## TEXT PROVIDED
I wanted to know what the CTT analysis’ confidence interval would look like with a sample size of 9000 (PREVAIL) vs. 169000. Because I’m not a mathematician, I built a simulation in which I “ran 10,000 trials at n = 9000” by 1) converting the standard error in the CTT trial to standard deviation, 2) running 1 trial by randomly selecting an outcome from a normal distribution 4500 times, using the mean and SD from the CTT trial (this value is the RR difference between drug and placebo for one trial), 3) looping through this process 10000 times. This gave me a distribution for the expected RR per 1mmol LDL-C reduction. I then adjusted for an expected 1.1mol LDL-C reduction in PREVAIL (103mg/dL baseline LDL-C [reported] and expected 41.5% reduction (conservative assumption). Additionally, I adjusted for the time difference (PREVAIL avg follow up will be ~4 years vs. CTT avg follow up of ~5 years; anacetrapib arm of REVEAL experienced an additional 20% risk reduction after 4.1 years, when followed up at 6.3 years; assume approximate 10% additional RR per year; so discount risk reduction by 10%).

Bottom line: I think PREVAIL has a very high probability of showing a better benefit on MACE risk reduction than anacetrapib, and a >50% chance of showing a >20% risk reduction on MACE. (note: available PCSK9 inhibitors reduce MACE risk by about 15%). I arrive at a mean expected RR of 0.78 and 95% CI from 0.61 to 0.95. The code and distribution is shown below.

## EXERCISES
(a) Return everything in the PREVAIL simulation write-up from "Bottom line: I" down to "is shown below.".
(b) In the PREVAIL simulation write-up, what mean expected RR and 95% CI are reported?
(c) List the numbered steps of the simulation described in the PREVAIL simulation write-up.

## INFORMATION GIVEN
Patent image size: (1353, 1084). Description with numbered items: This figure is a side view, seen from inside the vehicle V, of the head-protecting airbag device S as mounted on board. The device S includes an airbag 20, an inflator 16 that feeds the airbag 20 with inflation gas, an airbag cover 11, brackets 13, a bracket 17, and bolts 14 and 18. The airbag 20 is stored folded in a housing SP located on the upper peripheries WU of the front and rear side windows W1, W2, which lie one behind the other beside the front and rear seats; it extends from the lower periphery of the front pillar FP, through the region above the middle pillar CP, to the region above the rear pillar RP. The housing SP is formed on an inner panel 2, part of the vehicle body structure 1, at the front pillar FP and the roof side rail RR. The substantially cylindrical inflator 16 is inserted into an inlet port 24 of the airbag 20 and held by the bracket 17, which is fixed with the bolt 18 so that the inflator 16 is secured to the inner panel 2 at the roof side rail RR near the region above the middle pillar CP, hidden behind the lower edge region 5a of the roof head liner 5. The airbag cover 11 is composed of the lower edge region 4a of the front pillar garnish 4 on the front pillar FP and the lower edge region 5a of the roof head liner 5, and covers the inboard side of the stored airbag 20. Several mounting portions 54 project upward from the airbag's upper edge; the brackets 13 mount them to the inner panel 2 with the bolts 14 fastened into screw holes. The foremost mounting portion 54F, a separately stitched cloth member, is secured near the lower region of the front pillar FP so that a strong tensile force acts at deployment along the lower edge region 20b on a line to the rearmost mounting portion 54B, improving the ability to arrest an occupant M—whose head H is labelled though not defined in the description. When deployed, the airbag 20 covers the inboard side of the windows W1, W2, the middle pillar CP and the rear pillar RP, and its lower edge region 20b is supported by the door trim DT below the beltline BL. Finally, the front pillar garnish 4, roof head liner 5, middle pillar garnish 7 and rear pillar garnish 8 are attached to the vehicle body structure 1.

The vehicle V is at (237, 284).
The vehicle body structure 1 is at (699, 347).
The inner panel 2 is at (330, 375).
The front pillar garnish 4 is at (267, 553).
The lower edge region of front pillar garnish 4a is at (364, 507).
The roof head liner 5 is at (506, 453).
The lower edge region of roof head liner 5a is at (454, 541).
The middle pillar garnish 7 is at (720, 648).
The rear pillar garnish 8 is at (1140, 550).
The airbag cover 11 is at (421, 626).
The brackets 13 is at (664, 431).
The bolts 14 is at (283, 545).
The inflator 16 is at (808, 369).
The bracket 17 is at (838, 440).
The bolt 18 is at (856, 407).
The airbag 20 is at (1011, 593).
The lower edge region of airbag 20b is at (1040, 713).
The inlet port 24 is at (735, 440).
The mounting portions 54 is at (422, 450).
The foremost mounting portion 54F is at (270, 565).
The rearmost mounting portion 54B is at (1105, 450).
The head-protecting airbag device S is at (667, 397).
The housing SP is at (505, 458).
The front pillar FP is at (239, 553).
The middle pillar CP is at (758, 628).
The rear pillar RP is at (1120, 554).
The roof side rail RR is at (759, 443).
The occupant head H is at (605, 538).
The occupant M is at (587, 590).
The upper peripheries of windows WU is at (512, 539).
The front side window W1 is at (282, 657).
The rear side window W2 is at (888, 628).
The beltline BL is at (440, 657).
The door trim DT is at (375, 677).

## OUTPUTS IN ORDER
(a)
Bottom line: I think PREVAIL has a very high probability of showing a better benefit on MACE risk reduction than anacetrapib, and a >50% chance of showing a >20% risk reduction on MACE. (note: available PCSK9 inhibitors reduce MACE risk by about 15%). I arrive at a mean expected RR of 0.78 and 95% CI from 0.61 to 0.95. The code and distribution is shown below.

(b) A mean expected RR of 0.78, with a 95% CI from 0.61 to 0.95.

(c)
1) Converting the standard error in the CTT trial to standard deviation
2) Running 1 trial by randomly selecting an outcome from a normal distribution 4500 times, using the mean and SD from the CTT trial
3) Looping through this process 10000 times